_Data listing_
===============

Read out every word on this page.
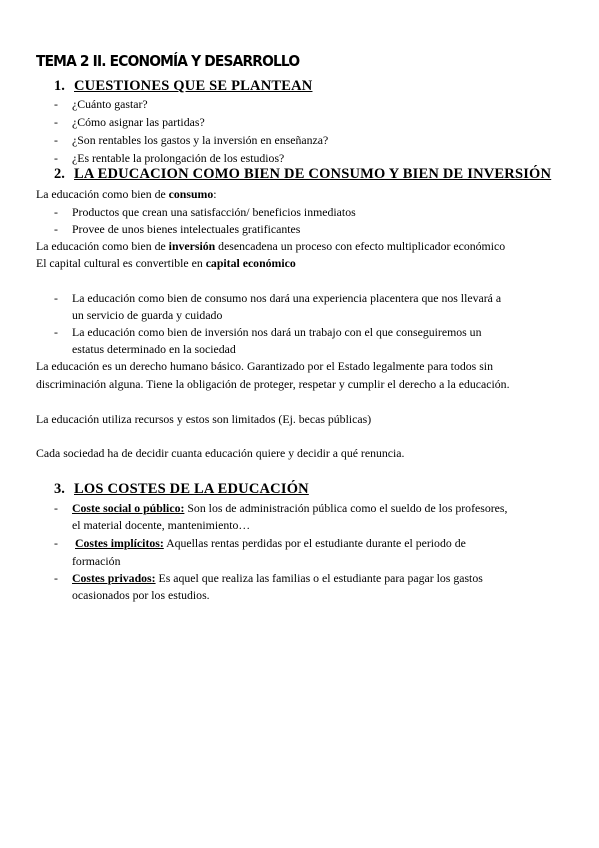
TEMA 2 II. ECONOMÍA Y DESARROLLO
1. CUESTIONES QUE SE PLANTEAN
- ¿Cuánto gastar?
- ¿Cómo asignar las partidas?
- ¿Son rentables los gastos y la inversión en enseñanza?
- ¿Es rentable la prolongación de los estudios?
2. LA EDUCACION COMO BIEN DE CONSUMO Y BIEN DE INVERSIÓN
La educación como bien de consumo:
- Productos que crean una satisfacción/ beneficios inmediatos
- Provee de unos bienes intelectuales gratificantes
La educación como bien de inversión desencadena un proceso con efecto multiplicador económico
El capital cultural es convertible en capital económico
- La educación como bien de consumo nos dará una experiencia placentera que nos llevará a
un servicio de guarda y cuidado
- La educación como bien de inversión nos dará un trabajo con el que conseguiremos un
estatus determinado en la sociedad
La educación es un derecho humano básico. Garantizado por el Estado legalmente para todos sin
discriminación alguna. Tiene la obligación de proteger, respetar y cumplir el derecho a la educación.
La educación utiliza recursos y estos son limitados (Ej. becas públicas)
Cada sociedad ha de decidir cuanta educación quiere y decidir a qué renuncia.
3. LOS COSTES DE LA EDUCACIÓN
- Coste social o público: Son los de administración pública como el sueldo de los profesores,
el material docente, mantenimiento…
- Costes implícitos: Aquellas rentas perdidas por el estudiante durante el periodo de
formación
- Costes privados: Es aquel que realiza las familias o el estudiante para pagar los gastos
ocasionados por los estudios.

===============

_WHAT IS NEEDED_
Where a line above contains the word "para", copy that line.

_TASK OUTPUT_
La educación es un derecho humano básico. Garantizado por el Estado legalmente para todos sin
- Costes privados: Es aquel que realiza las familias o el estudiante para pagar los gastos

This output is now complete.